══ Records to use

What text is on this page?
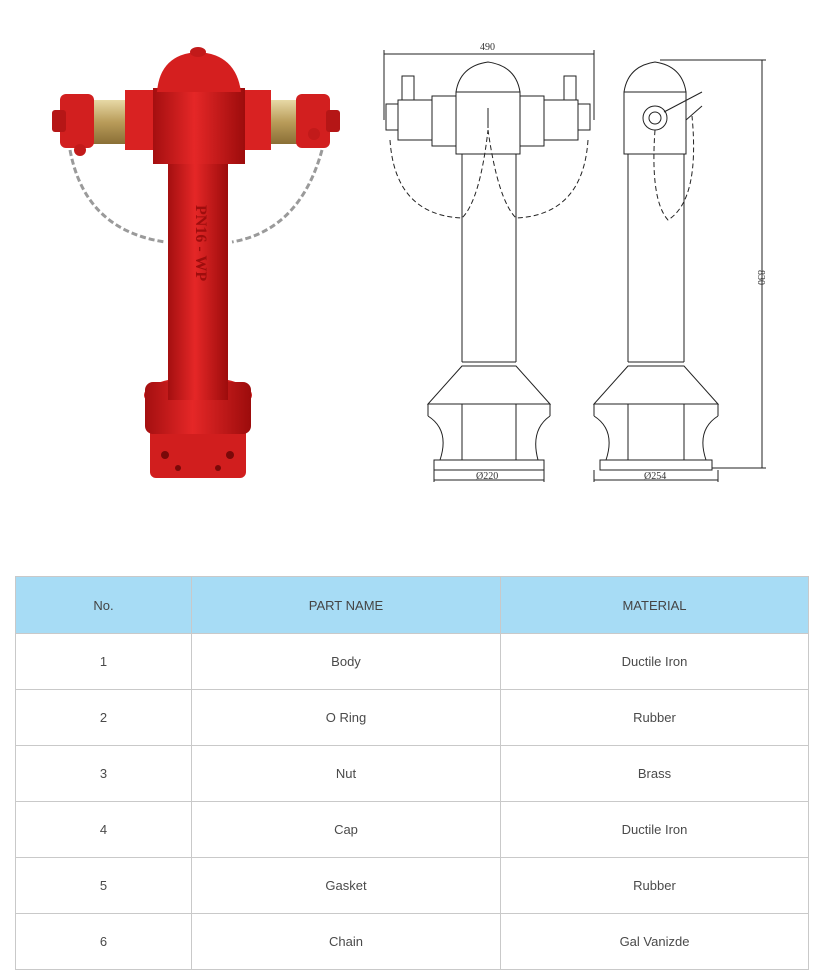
PN16 - WP
490
Ø220	Ø254
830
No.	PART NAME	MATERIAL
1	Body	Ductile Iron
2	O Ring	Rubber
3	Nut	Brass
4	Cap	Ductile Iron
5	Gasket	Rubber
6	Chain	Gal Vanizde
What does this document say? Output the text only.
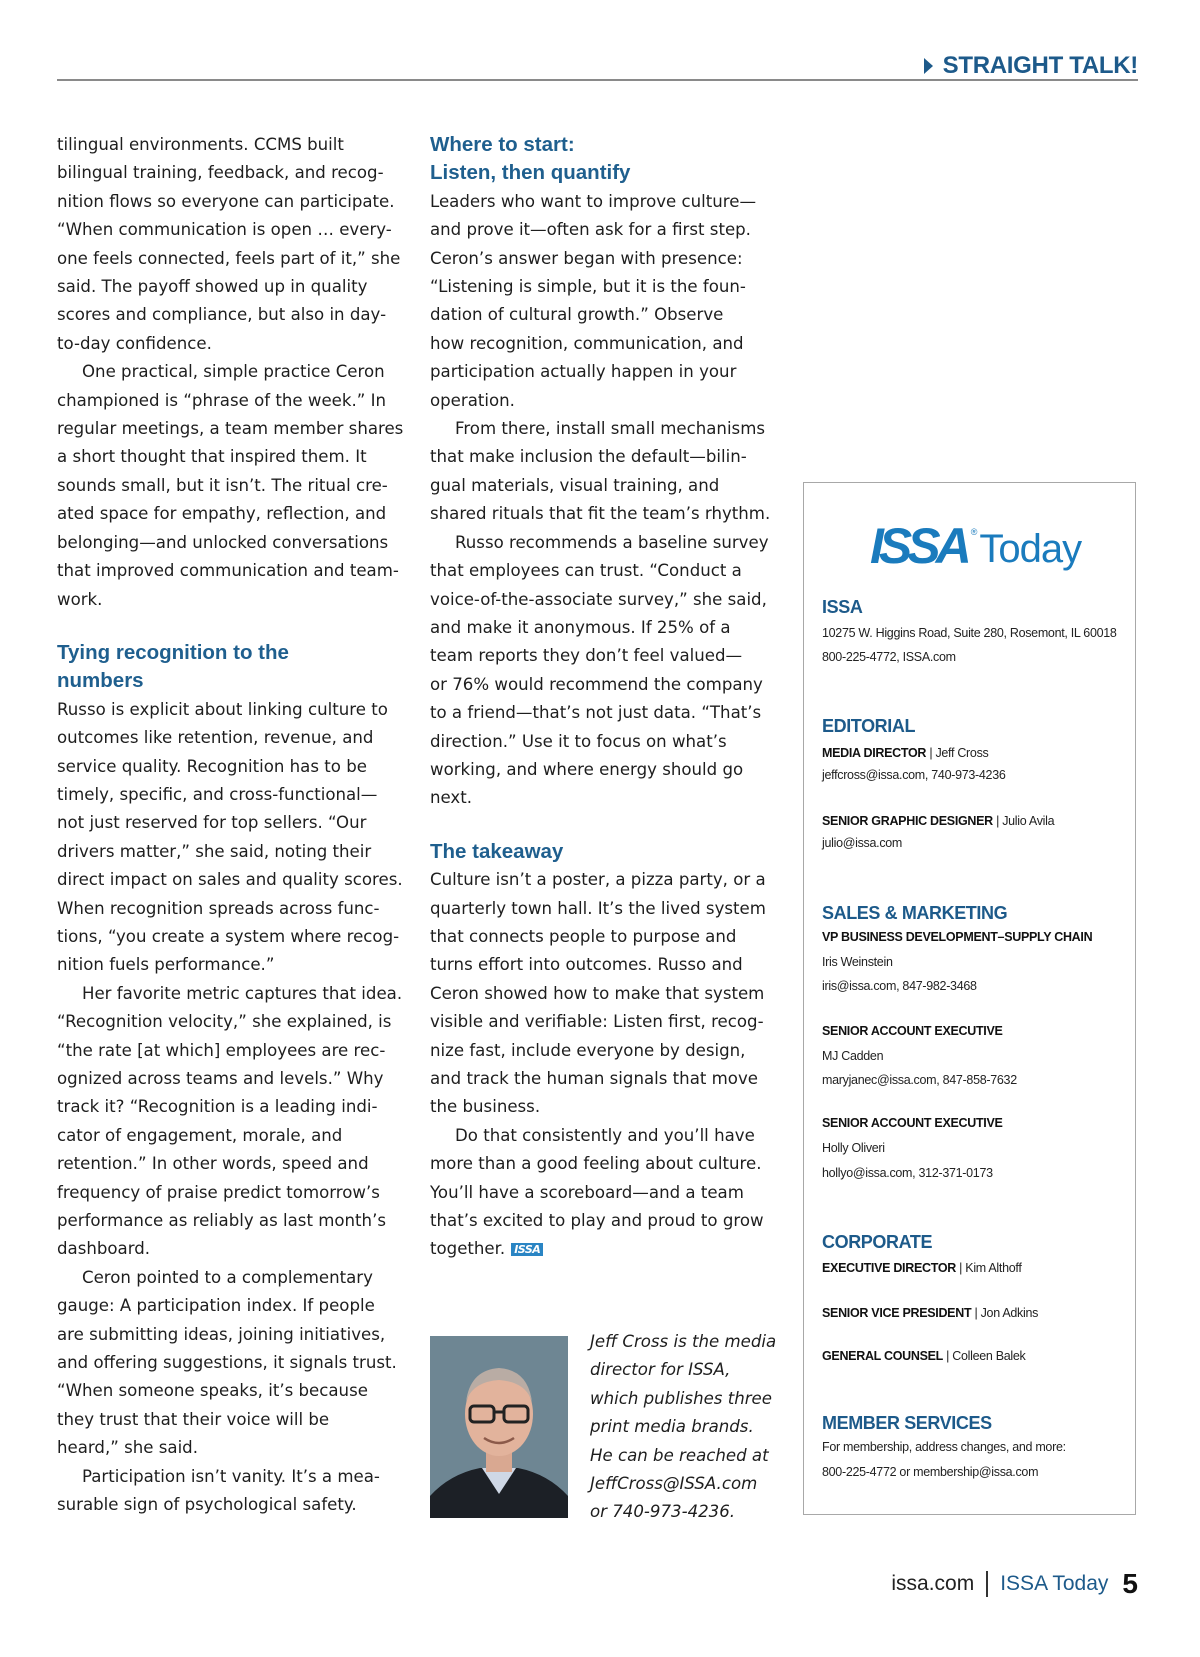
STRAIGHT TALK!
tilingual environments. CCMS built
bilingual training, feedback, and recog-
nition flows so everyone can participate.
“When communication is open … every-
one feels connected, feels part of it,” she
said. The payoff showed up in quality
scores and compliance, but also in day-
to-day confidence.
One practical, simple practice Ceron
championed is “phrase of the week.” In
regular meetings, a team member shares
a short thought that inspired them. It
sounds small, but it isn’t. The ritual cre-
ated space for empathy, reflection, and
belonging—and unlocked conversations
that improved communication and team-
work.
Tying recognition to the
numbers
Russo is explicit about linking culture to
outcomes like retention, revenue, and
service quality. Recognition has to be
timely, specific, and cross-functional—
not just reserved for top sellers. “Our
drivers matter,” she said, noting their
direct impact on sales and quality scores.
When recognition spreads across func-
tions, “you create a system where recog-
nition fuels performance.”
Her favorite metric captures that idea.
“Recognition velocity,” she explained, is
“the rate [at which] employees are rec-
ognized across teams and levels.” Why
track it? “Recognition is a leading indi-
cator of engagement, morale, and
retention.” In other words, speed and
frequency of praise predict tomorrow’s
performance as reliably as last month’s
dashboard.
Ceron pointed to a complementary
gauge: A participation index. If people
are submitting ideas, joining initiatives,
and offering suggestions, it signals trust.
“When someone speaks, it’s because
they trust that their voice will be
heard,” she said.
Participation isn’t vanity. It’s a mea-
surable sign of psychological safety.
Where to start:
Listen, then quantify
Leaders who want to improve culture—
and prove it—often ask for a first step.
Ceron’s answer began with presence:
“Listening is simple, but it is the foun-
dation of cultural growth.” Observe
how recognition, communication, and
participation actually happen in your
operation.
From there, install small mechanisms
that make inclusion the default—bilin-
gual materials, visual training, and
shared rituals that fit the team’s rhythm.
Russo recommends a baseline survey
that employees can trust. “Conduct a
voice-of-the-associate survey,” she said,
and make it anonymous. If 25% of a
team reports they don’t feel valued—
or 76% would recommend the company
to a friend—that’s not just data. “That’s
direction.” Use it to focus on what’s
working, and where energy should go
next.
The takeaway
Culture isn’t a poster, a pizza party, or a
quarterly town hall. It’s the lived system
that connects people to purpose and
turns effort into outcomes. Russo and
Ceron showed how to make that system
visible and verifiable: Listen first, recog-
nize fast, include everyone by design,
and track the human signals that move
the business.
Do that consistently and you’ll have
more than a good feeling about culture.
You’ll have a scoreboard—and a team
that’s excited to play and proud to grow
together. ISSA
Jeff Cross is the media
director for ISSA,
which publishes three
print media brands.
He can be reached at
JeffCross@ISSA.com
or 740-973-4236.
ISSA ® Today
ISSA
10275 W. Higgins Road, Suite 280, Rosemont, IL 60018
800-225-4772, ISSA.com
EDITORIAL
MEDIA DIRECTOR | Jeff Cross
jeffcross@issa.com, 740-973-4236
SENIOR GRAPHIC DESIGNER | Julio Avila
julio@issa.com
SALES & MARKETING
VP BUSINESS DEVELOPMENT–SUPPLY CHAIN
Iris Weinstein
iris@issa.com, 847-982-3468
SENIOR ACCOUNT EXECUTIVE
MJ Cadden
maryjanec@issa.com, 847-858-7632
SENIOR ACCOUNT EXECUTIVE
Holly Oliveri
hollyo@issa.com, 312-371-0173
CORPORATE
EXECUTIVE DIRECTOR | Kim Althoff
SENIOR VICE PRESIDENT | Jon Adkins
GENERAL COUNSEL | Colleen Balek
MEMBER SERVICES
For membership, address changes, and more:
800-225-4772 or membership@issa.com
issa.com ISSA Today 5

════

■ Task to carry out
Repeat each entry precisely as it appears. Leave the pictures out.

■ Finished exercise
What text is on this page?
PN16 - WP
490
Ø220	Ø254
830
No.	PART NAME	MATERIAL
1	Body	Ductile Iron
2	O Ring	Rubber
3	Nut	Brass
4	Cap	Ductile Iron
5	Gasket	Rubber
6	Chain	Gal Vanizde
What does this document say? Output the text only.
STRAIGHT TALK!
tilingual environments. CCMS built
bilingual training, feedback, and recog-
nition flows so everyone can participate.
“When communication is open … every-
one feels connected, feels part of it,” she
said. The payoff showed up in quality
scores and compliance, but also in day-
to-day confidence.
One practical, simple practice Ceron
championed is “phrase of the week.” In
regular meetings, a team member shares
a short thought that inspired them. It
sounds small, but it isn’t. The ritual cre-
ated space for empathy, reflection, and
belonging—and unlocked conversations
that improved communication and team-
work.
Tying recognition to the
numbers
Russo is explicit about linking culture to
outcomes like retention, revenue, and
service quality. Recognition has to be
timely, specific, and cross-functional—
not just reserved for top sellers. “Our
drivers matter,” she said, noting their
direct impact on sales and quality scores.
When recognition spreads across func-
tions, “you create a system where recog-
nition fuels performance.”
Her favorite metric captures that idea.
“Recognition velocity,” she explained, is
“the rate [at which] employees are rec-
ognized across teams and levels.” Why
track it? “Recognition is a leading indi-
cator of engagement, morale, and
retention.” In other words, speed and
frequency of praise predict tomorrow’s
performance as reliably as last month’s
dashboard.
Ceron pointed to a complementary
gauge: A participation index. If people
are submitting ideas, joining initiatives,
and offering suggestions, it signals trust.
“When someone speaks, it’s because
they trust that their voice will be
heard,” she said.
Participation isn’t vanity. It’s a mea-
surable sign of psychological safety.
Where to start:
Listen, then quantify
Leaders who want to improve culture—
and prove it—often ask for a first step.
Ceron’s answer began with presence:
“Listening is simple, but it is the foun-
dation of cultural growth.” Observe
how recognition, communication, and
participation actually happen in your
operation.
From there, install small mechanisms
that make inclusion the default—bilin-
gual materials, visual training, and
shared rituals that fit the team’s rhythm.
Russo recommends a baseline survey
that employees can trust. “Conduct a
voice-of-the-associate survey,” she said,
and make it anonymous. If 25% of a
team reports they don’t feel valued—
or 76% would recommend the company
to a friend—that’s not just data. “That’s
direction.” Use it to focus on what’s
working, and where energy should go
next.
The takeaway
Culture isn’t a poster, a pizza party, or a
quarterly town hall. It’s the lived system
that connects people to purpose and
turns effort into outcomes. Russo and
Ceron showed how to make that system
visible and verifiable: Listen first, recog-
nize fast, include everyone by design,
and track the human signals that move
the business.
Do that consistently and you’ll have
more than a good feeling about culture.
You’ll have a scoreboard—and a team
that’s excited to play and proud to grow
together. ISSA
Jeff Cross is the media
director for ISSA,
which publishes three
print media brands.
He can be reached at
JeffCross@ISSA.com
or 740-973-4236.
ISSA ® Today
ISSA
10275 W. Higgins Road, Suite 280, Rosemont, IL 60018
800-225-4772, ISSA.com
EDITORIAL
MEDIA DIRECTOR | Jeff Cross
jeffcross@issa.com, 740-973-4236
SENIOR GRAPHIC DESIGNER | Julio Avila
julio@issa.com
SALES & MARKETING
VP BUSINESS DEVELOPMENT–SUPPLY CHAIN
Iris Weinstein
iris@issa.com, 847-982-3468
SENIOR ACCOUNT EXECUTIVE
MJ Cadden
maryjanec@issa.com, 847-858-7632
SENIOR ACCOUNT EXECUTIVE
Holly Oliveri
hollyo@issa.com, 312-371-0173
CORPORATE
EXECUTIVE DIRECTOR | Kim Althoff
SENIOR VICE PRESIDENT | Jon Adkins
GENERAL COUNSEL | Colleen Balek
MEMBER SERVICES
For membership, address changes, and more:
800-225-4772 or membership@issa.com
issa.com ISSA Today 5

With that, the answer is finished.